Directions →
How many lines in the records below hold the string "实用公寓房屋租赁合同书"? Answer with the number alone.

++++

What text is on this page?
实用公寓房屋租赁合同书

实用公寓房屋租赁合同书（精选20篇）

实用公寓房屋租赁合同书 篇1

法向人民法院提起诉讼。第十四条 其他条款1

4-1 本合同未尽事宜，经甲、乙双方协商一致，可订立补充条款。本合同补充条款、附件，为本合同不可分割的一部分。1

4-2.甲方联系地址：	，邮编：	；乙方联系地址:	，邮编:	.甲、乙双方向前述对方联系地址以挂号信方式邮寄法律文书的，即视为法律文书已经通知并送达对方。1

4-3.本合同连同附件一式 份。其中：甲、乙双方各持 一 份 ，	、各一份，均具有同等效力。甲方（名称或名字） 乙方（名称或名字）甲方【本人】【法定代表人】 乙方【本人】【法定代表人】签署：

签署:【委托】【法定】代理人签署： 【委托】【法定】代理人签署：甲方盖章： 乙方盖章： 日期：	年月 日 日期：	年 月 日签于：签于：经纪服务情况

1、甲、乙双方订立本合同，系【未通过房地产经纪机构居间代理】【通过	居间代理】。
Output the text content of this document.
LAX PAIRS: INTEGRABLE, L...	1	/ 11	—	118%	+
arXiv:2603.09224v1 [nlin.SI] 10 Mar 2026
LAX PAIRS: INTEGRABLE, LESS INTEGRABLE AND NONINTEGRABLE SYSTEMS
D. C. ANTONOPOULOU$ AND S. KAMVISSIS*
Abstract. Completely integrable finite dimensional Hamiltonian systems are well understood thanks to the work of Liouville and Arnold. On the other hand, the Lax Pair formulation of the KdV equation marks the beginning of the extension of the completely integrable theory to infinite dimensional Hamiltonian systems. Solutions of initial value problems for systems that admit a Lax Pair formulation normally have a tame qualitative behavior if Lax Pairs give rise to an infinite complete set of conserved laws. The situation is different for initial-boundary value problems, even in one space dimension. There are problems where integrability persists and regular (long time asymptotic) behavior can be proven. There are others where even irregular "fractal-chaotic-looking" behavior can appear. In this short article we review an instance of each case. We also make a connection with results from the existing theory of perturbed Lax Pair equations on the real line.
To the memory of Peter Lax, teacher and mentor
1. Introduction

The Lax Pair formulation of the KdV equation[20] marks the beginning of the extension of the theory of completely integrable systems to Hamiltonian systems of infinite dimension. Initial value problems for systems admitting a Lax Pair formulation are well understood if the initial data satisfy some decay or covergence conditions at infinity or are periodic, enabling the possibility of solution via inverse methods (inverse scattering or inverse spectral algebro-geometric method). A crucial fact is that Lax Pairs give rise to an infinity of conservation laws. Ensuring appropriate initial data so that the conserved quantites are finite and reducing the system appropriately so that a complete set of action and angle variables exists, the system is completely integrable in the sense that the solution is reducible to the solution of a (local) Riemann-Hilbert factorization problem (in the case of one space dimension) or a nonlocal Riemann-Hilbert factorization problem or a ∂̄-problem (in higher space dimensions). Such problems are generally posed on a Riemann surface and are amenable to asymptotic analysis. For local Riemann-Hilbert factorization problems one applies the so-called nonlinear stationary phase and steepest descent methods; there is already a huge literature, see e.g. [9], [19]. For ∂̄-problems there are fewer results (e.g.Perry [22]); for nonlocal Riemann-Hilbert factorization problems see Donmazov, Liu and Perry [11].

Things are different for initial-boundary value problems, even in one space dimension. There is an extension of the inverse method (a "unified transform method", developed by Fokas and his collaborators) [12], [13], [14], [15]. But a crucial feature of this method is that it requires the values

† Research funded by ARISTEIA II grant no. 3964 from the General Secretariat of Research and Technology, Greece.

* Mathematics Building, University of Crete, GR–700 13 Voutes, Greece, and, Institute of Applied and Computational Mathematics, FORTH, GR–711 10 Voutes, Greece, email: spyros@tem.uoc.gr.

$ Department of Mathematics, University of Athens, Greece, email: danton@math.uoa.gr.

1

++++

In response →
3